WHAT TO PRODUCE: Select the lines of the records containing the word "this" and list them.

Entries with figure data

#####

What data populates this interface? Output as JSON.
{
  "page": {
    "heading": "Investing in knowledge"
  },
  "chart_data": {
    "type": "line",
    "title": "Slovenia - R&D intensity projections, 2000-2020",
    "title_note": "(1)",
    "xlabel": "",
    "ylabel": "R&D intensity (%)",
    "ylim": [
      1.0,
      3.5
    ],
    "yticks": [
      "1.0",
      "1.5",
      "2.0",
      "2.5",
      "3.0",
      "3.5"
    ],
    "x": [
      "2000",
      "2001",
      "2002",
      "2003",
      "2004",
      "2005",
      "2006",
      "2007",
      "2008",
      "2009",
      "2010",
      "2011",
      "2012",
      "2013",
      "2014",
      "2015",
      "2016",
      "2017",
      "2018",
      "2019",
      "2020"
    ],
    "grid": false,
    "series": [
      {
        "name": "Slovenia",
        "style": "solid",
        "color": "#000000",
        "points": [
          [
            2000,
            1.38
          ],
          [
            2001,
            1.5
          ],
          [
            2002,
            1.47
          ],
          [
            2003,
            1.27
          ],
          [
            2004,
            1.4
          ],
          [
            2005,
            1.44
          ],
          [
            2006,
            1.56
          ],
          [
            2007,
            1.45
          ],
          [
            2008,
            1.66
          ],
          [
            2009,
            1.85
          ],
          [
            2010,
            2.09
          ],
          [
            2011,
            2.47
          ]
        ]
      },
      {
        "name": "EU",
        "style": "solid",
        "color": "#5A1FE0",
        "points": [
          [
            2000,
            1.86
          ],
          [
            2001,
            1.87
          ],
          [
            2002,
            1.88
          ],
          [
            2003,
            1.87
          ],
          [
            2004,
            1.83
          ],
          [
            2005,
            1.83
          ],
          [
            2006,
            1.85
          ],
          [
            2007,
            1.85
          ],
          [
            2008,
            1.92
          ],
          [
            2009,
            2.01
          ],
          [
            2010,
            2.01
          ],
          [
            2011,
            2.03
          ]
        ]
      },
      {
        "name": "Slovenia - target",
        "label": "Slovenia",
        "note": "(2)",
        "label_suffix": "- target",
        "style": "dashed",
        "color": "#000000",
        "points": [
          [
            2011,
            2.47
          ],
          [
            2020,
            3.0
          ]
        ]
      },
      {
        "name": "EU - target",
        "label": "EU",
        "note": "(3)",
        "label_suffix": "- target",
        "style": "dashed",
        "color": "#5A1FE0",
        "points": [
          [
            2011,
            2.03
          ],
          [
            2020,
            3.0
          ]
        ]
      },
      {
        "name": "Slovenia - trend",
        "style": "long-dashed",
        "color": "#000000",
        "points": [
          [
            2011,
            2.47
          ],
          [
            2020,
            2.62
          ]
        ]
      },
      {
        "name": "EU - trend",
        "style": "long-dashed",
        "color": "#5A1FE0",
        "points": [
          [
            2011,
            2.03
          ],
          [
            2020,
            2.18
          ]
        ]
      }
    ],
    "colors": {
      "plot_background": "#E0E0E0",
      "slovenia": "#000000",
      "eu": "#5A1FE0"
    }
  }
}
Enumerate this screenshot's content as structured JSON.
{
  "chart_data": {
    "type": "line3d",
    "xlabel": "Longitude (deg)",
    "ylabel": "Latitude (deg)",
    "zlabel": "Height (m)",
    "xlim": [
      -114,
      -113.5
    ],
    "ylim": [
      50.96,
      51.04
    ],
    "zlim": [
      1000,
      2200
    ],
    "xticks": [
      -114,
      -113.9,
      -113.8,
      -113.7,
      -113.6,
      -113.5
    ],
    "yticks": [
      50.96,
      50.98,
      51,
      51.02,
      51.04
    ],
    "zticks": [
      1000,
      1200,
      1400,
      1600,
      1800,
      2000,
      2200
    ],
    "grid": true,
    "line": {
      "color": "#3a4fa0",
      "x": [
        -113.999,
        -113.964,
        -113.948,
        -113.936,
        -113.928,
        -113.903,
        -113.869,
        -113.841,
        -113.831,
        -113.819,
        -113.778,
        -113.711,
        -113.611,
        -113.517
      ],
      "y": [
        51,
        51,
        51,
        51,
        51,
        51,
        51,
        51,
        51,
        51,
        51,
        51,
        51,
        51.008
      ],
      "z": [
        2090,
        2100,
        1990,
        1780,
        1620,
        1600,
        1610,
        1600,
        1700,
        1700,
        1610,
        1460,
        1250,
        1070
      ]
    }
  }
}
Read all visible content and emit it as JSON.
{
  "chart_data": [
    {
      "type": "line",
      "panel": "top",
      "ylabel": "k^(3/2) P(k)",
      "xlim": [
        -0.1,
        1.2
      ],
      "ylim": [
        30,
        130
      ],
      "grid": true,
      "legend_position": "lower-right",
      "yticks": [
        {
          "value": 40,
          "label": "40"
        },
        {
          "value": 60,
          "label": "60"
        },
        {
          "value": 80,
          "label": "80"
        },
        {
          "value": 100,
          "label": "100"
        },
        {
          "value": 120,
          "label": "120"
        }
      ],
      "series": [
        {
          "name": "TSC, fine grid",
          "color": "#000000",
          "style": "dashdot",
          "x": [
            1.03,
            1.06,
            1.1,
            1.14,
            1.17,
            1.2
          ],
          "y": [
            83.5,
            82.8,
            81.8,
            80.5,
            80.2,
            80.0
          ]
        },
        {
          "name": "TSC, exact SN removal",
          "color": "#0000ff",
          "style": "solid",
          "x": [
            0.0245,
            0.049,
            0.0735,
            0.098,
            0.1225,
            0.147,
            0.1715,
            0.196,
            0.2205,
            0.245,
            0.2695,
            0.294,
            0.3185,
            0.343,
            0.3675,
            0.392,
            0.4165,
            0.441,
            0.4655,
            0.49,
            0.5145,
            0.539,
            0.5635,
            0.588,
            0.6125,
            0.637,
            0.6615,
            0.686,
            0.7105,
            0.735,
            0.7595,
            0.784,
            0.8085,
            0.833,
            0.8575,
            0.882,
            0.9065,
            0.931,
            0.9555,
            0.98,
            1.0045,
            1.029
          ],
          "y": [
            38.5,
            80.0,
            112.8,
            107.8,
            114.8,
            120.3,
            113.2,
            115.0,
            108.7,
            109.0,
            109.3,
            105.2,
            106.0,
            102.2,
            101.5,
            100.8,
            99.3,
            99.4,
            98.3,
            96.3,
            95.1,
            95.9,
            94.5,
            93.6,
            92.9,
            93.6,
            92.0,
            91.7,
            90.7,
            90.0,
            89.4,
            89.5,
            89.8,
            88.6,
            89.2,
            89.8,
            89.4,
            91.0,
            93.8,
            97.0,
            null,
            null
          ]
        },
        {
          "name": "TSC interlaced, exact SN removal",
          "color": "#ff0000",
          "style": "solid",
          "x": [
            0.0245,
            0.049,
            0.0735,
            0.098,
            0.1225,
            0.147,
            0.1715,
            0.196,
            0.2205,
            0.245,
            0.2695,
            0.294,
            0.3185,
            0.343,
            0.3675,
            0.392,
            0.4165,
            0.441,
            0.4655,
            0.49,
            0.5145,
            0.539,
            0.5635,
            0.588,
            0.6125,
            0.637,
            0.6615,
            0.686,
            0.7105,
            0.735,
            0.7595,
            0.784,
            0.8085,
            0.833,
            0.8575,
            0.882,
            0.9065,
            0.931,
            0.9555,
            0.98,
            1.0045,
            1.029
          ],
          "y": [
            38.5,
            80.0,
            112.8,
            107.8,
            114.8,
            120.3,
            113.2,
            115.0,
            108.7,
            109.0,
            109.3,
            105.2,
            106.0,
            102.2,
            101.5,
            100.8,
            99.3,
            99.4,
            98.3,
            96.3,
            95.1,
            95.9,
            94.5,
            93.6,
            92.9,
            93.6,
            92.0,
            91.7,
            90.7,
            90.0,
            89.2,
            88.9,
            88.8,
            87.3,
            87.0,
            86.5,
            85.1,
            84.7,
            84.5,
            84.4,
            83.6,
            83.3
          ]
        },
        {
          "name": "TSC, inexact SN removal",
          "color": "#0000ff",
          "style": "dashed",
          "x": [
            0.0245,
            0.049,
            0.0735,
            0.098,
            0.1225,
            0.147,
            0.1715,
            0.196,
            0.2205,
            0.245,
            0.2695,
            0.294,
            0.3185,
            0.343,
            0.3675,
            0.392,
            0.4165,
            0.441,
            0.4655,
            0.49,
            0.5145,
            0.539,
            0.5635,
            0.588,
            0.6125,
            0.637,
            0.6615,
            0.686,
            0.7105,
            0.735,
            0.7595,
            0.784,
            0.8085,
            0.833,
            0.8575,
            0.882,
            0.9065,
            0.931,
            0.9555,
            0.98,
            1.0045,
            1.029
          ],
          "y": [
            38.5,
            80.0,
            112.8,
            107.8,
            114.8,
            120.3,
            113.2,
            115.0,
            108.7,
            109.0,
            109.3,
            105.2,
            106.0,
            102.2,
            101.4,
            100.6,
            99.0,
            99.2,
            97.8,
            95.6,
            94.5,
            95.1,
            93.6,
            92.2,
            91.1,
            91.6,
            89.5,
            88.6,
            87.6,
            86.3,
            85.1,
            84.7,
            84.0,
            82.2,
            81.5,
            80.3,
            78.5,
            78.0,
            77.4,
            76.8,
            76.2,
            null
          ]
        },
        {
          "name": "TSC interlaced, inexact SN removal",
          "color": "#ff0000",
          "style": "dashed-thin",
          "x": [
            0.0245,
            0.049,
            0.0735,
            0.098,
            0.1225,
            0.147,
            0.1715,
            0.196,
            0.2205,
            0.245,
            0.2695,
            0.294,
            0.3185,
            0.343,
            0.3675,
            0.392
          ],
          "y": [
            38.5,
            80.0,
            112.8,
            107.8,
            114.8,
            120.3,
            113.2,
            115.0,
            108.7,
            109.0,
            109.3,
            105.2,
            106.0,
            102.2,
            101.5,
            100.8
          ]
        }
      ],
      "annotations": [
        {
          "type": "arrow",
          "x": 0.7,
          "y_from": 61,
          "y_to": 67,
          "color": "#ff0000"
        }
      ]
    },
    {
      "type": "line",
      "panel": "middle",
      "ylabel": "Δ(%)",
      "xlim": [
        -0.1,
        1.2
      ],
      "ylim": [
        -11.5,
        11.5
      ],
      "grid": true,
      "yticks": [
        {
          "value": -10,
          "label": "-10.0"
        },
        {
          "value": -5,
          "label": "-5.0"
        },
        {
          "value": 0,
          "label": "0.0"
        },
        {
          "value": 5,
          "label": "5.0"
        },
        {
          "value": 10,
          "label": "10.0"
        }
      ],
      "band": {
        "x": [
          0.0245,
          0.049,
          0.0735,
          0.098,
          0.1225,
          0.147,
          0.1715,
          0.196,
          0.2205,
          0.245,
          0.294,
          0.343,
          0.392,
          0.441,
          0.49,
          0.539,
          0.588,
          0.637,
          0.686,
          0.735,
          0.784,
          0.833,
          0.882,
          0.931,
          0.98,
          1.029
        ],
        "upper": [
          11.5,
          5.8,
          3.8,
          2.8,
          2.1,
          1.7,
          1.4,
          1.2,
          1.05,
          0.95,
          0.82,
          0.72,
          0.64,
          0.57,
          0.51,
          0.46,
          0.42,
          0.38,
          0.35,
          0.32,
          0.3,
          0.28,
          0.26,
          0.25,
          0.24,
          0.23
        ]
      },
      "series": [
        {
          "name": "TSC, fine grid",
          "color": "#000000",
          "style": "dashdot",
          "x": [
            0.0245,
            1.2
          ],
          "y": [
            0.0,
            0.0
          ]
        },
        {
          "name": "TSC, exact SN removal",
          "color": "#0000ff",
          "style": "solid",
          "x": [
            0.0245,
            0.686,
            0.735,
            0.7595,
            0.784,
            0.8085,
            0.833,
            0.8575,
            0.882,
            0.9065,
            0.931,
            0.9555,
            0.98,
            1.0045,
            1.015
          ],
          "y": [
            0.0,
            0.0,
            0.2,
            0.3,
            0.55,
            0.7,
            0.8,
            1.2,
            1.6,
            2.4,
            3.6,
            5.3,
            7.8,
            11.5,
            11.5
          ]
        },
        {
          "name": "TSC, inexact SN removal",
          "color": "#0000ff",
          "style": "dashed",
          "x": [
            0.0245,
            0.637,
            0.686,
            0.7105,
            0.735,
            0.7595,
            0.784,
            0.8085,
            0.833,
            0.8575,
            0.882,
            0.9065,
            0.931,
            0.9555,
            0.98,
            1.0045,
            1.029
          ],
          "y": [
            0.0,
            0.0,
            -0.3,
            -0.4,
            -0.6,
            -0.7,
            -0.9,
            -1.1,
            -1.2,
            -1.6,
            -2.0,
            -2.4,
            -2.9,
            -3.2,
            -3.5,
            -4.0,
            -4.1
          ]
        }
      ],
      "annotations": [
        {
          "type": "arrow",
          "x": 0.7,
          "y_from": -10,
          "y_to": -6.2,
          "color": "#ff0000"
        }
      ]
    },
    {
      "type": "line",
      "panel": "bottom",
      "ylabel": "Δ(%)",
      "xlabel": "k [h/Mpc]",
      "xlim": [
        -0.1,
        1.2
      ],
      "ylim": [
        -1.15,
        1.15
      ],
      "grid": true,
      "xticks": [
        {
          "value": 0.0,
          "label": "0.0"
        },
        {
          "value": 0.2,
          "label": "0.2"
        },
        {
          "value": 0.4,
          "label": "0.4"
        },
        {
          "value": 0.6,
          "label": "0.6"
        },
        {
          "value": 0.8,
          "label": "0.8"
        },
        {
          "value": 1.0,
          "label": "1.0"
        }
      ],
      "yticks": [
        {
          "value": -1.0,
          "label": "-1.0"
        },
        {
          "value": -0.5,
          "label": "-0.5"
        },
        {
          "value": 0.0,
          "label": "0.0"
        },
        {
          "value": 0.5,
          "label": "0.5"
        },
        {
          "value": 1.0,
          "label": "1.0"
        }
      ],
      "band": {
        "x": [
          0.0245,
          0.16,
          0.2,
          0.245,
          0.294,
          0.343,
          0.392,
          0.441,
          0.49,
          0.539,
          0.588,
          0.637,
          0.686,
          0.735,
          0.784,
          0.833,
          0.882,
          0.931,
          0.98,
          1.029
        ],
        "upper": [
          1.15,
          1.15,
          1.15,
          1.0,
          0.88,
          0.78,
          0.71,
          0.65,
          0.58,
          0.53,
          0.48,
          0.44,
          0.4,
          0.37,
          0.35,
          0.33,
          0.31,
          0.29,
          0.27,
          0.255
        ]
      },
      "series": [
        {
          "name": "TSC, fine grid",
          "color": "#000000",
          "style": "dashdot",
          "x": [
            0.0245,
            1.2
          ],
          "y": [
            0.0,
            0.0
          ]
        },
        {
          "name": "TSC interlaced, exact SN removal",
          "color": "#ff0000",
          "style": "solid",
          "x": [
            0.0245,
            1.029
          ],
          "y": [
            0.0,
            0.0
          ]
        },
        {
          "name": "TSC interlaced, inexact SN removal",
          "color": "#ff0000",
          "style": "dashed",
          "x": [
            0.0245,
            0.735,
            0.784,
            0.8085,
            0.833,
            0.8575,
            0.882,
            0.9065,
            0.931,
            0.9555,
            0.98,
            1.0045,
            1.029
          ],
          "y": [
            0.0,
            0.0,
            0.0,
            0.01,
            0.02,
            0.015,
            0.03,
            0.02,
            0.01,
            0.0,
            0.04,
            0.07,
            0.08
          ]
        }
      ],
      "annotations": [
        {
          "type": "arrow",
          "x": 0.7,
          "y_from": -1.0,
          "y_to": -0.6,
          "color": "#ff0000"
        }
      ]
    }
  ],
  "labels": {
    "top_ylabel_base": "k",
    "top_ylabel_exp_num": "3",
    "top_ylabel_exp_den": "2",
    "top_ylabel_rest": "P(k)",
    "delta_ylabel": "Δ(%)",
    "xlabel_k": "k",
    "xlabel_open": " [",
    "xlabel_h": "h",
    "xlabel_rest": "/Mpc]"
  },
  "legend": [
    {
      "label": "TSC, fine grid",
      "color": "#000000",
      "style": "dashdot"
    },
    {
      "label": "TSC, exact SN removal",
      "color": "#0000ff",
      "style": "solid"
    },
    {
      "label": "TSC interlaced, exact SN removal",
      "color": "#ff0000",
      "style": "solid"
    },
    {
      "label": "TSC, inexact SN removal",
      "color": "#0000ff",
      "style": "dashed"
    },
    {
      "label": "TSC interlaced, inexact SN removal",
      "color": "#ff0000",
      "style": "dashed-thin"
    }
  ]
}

#####

TASK OUTPUT:
What data populates this interface? Output as JSON.
Enumerate this screenshot's content as structured JSON.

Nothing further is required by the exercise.